Extracted text:

It’s nice to have a package level description at the start of a package manual before launching into the technicalities of the function definitions. To do this, I added a roxygen entry like the one below (cut for brevity), which has the object NULL and uses the key tags: @docType package and @name packagename-package.

#' silvR: Clean and analyse SEOSAW style data
#'
#' The \code{silvr} package facilitates three important activities:
#' \itemize{
#'   \item{Checking and cleaning new data for the SEOSAW dataset}
#'   \item{Manipulating the SEOSAW dataset to provide informative summary data}
#'   \item{Analysing the SEOSAW dataset}
#' }
#'
#' @details The functions in the \code{silvr} package form a workflow for 
#'     checking data prior to ingestion into the SEOSAW database. The package 
#'     deals with 4 principle data objects:
#'     
#' 	   ...
#'  
#'     The package contains various functions for quickly creating useful 
#'     summary data objects such as abundance matrices and maps, ...
#'
#' @author The \code{silvr} package is a collaborative effort, bringing code 
#'     together from various SEOSAW members ...
#'
#' @section Key top-level functions:
#' For ingesting new data into the SEOSAW database, it is recommended to run 
#' these top level functions in this order to catch errors.
#' 
#' \itemize{
#'   \item{\code{plotTableGen()} - Checks for value and column errors and 
#'   return a clean SEOSAW style plot metadata dataframe.}
#'   \item{\code{stemTableGen()} - Checks for value and column errors and 
#'   return a clean SEOSAW style stem data dataframe.}
#'   \item{...}
#' }
#'
#' @docType package
#' @name silvr-package
NULL

This longer description takes advantage of @section and @details for structuring blocks of text in the ‘roxygen2 block.

The manual frontmatter comes mostly from the DESCRIPTION file. Most important are the package dependencies, which are also specified by minimum version number. Annoyingly, these package versions don’t get populated directly from the package dependencies in the roxygen2 function blocks. Instead they have to be written manually into the DESCRIPTION.

Recorded data:
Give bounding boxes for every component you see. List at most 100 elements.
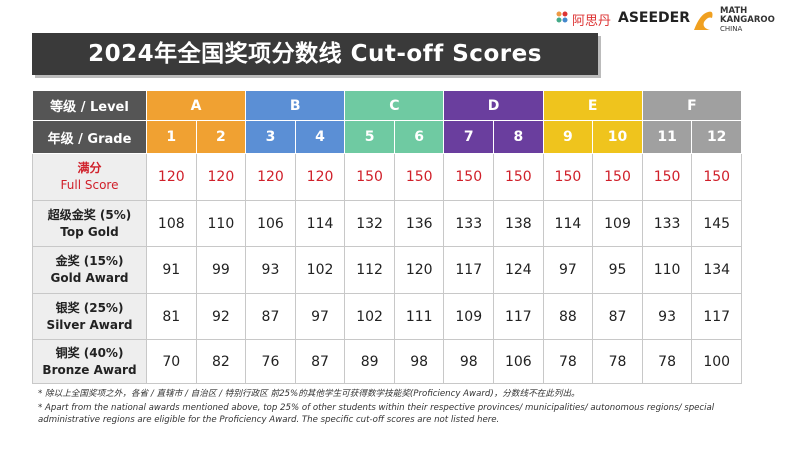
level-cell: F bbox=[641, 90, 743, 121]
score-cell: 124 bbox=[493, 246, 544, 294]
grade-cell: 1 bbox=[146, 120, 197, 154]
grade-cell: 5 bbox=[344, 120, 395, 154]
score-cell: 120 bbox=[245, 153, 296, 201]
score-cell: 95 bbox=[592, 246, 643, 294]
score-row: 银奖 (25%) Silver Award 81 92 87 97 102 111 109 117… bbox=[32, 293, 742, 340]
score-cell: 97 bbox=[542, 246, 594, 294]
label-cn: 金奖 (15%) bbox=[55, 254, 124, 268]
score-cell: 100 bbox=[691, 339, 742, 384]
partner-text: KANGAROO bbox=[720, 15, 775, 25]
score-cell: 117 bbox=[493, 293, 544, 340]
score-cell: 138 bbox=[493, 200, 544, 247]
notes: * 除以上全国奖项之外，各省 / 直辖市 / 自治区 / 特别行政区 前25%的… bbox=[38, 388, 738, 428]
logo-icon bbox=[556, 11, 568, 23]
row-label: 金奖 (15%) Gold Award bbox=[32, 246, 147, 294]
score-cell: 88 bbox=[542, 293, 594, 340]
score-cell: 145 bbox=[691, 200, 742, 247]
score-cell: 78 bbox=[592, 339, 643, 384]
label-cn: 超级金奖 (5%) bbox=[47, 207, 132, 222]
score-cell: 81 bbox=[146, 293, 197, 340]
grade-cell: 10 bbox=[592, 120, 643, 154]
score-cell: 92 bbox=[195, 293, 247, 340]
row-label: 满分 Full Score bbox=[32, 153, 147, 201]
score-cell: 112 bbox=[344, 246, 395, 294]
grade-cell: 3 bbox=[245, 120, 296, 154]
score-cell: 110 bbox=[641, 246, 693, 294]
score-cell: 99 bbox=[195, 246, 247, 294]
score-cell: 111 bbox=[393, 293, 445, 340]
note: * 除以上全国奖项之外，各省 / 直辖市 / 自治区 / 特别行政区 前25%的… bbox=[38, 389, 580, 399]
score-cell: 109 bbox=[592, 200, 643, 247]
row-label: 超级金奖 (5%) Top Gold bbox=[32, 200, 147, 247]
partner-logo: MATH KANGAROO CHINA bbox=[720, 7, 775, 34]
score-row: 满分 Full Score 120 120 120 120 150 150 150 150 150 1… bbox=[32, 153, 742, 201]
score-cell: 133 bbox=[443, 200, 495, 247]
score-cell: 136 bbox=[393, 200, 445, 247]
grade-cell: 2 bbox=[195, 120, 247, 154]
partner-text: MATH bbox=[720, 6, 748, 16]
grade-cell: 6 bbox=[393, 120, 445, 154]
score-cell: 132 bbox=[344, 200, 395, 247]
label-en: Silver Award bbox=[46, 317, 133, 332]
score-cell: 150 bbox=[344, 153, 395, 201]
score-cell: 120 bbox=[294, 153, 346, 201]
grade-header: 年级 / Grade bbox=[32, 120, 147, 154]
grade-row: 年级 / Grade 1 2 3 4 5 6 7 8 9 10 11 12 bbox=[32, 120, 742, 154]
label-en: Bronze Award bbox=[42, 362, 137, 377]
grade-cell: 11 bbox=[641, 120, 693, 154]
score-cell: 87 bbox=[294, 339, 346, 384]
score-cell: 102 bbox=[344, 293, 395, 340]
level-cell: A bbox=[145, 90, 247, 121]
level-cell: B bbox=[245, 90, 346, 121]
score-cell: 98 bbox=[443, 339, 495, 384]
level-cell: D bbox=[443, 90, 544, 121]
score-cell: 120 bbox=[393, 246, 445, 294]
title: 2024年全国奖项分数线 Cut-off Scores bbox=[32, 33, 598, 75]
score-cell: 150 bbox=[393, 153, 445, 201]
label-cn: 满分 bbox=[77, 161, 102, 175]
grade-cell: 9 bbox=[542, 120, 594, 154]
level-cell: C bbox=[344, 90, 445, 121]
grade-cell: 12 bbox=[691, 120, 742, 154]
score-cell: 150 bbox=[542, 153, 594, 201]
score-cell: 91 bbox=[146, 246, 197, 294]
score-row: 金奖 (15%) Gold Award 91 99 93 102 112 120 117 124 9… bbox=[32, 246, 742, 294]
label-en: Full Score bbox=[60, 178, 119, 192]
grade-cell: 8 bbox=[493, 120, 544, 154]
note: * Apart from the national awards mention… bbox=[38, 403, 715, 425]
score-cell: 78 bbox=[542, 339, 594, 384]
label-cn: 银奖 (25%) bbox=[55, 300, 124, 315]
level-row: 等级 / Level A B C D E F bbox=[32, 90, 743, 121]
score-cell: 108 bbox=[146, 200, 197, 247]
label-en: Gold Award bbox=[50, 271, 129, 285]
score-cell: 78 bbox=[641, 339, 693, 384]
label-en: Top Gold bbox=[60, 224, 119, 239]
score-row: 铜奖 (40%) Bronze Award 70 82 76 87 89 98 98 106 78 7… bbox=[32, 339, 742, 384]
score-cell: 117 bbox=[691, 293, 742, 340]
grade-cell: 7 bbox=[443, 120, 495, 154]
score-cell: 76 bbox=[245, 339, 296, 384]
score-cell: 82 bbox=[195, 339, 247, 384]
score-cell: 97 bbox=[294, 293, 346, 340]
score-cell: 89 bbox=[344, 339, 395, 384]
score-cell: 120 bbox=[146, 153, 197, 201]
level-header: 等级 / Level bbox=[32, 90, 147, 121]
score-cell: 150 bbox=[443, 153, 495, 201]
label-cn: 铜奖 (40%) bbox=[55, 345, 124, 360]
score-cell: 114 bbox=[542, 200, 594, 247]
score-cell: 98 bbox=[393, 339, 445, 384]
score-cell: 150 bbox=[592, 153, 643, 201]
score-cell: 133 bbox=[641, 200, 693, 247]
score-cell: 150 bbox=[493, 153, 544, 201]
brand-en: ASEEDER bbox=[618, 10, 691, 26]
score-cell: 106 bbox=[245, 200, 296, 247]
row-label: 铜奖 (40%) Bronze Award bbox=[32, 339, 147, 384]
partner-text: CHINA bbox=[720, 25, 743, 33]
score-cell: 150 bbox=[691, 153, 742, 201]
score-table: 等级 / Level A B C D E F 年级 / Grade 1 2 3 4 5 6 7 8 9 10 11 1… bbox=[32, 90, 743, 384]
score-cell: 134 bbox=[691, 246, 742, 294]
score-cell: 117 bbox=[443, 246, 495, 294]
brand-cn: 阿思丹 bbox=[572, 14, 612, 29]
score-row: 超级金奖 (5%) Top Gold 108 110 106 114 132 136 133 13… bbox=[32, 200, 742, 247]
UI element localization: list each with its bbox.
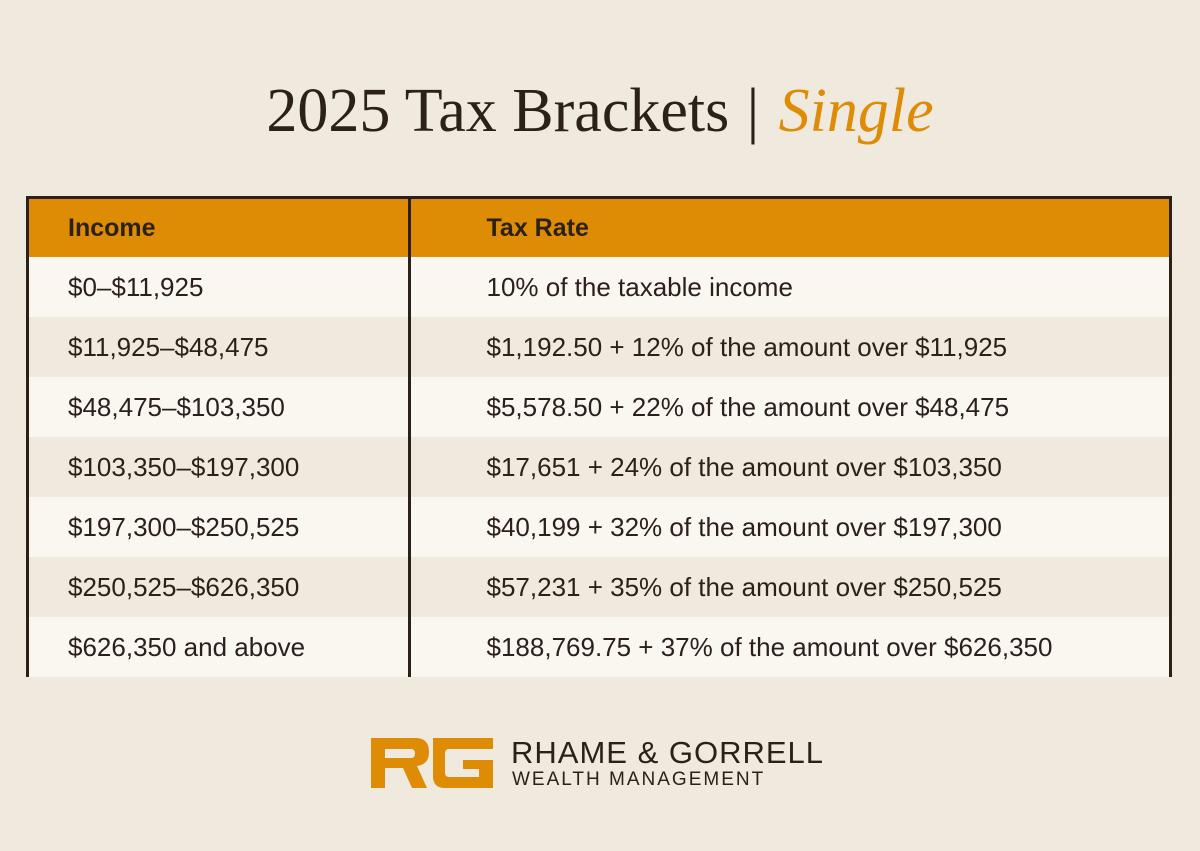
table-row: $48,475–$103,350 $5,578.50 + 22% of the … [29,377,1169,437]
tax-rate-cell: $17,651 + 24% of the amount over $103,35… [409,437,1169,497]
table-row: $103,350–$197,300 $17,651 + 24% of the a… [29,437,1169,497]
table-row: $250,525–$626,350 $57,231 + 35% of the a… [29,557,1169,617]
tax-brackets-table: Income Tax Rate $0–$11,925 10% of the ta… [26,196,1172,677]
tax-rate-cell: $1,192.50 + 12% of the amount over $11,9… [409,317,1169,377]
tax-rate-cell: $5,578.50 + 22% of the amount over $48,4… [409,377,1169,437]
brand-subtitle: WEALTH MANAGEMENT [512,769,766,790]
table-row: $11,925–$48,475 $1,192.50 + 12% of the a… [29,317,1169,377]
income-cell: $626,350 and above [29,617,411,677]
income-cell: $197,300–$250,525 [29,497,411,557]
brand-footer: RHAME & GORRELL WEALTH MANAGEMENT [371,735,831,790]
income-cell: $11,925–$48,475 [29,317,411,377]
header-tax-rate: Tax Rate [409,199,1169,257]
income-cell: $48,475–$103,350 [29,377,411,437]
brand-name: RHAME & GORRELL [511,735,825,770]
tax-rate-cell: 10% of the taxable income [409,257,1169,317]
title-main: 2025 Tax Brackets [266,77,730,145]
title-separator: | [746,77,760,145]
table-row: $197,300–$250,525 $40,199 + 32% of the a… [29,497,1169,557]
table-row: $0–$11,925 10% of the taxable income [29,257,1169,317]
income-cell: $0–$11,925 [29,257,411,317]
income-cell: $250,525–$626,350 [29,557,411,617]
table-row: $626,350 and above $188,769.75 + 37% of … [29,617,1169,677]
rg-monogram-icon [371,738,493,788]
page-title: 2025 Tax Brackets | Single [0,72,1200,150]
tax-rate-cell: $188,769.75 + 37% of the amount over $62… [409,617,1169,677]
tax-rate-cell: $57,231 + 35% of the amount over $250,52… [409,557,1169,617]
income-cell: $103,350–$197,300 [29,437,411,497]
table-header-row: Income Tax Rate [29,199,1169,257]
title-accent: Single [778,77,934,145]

Directives:
a) In the text on R package documentation, where does the manual frontmatter mostly come from?
b) Carry on the text about documenting an R package with roxygen2 from its final sentence.

Answers to the problems:
a) The DESCRIPTION file.

b)
Roxygen2 autopopulates NAMESPACE from the @import and @importFrom tags in the function blocks. I tend to use @importFrom vegan diversity rather than @import vegan where I can, to avoid potential conflicts in function names if I start loading lots of packages, but I don’t think there is any hard rule on this.

To write a vignette, I used RMarkdown rather than Sweave. It seems to be the modern approach to vignette writing and is much more straightforward when including figures and code chunks in the document. To set this up I created a directory in the package root call vignettes/ and created a packagename.Rmd file in there. Then in the YAML frontmatter I included this:

output: rmarkdown::html_vignette
vignette: >
  %\VignetteIndexEntry{Cleaning and analysing SEOSAW data}
  %\VignetteEngine{knitr::rmarkdown}
  \usepackage[utf8]{inputenc}  

Then in my DESCRIPTION I added:

Suggests: 
	knitr (>= 1.28), 
	rmarkdown (>= 2.1)
VignetteBuilder: knitr

Which ensures the tools for building the vignette are present. I can then build the vignette with: devtools::build_vignettes().

Finally, a short R script I have sitting above my package directory contains this code to build the package:

setwd("silvr")
devtools::document()  # Generate .Rd files
devtools::build_manual()  # Generate .pdf manual
devtools::build_vignettes()  # Generate .html vignette
setwd("..")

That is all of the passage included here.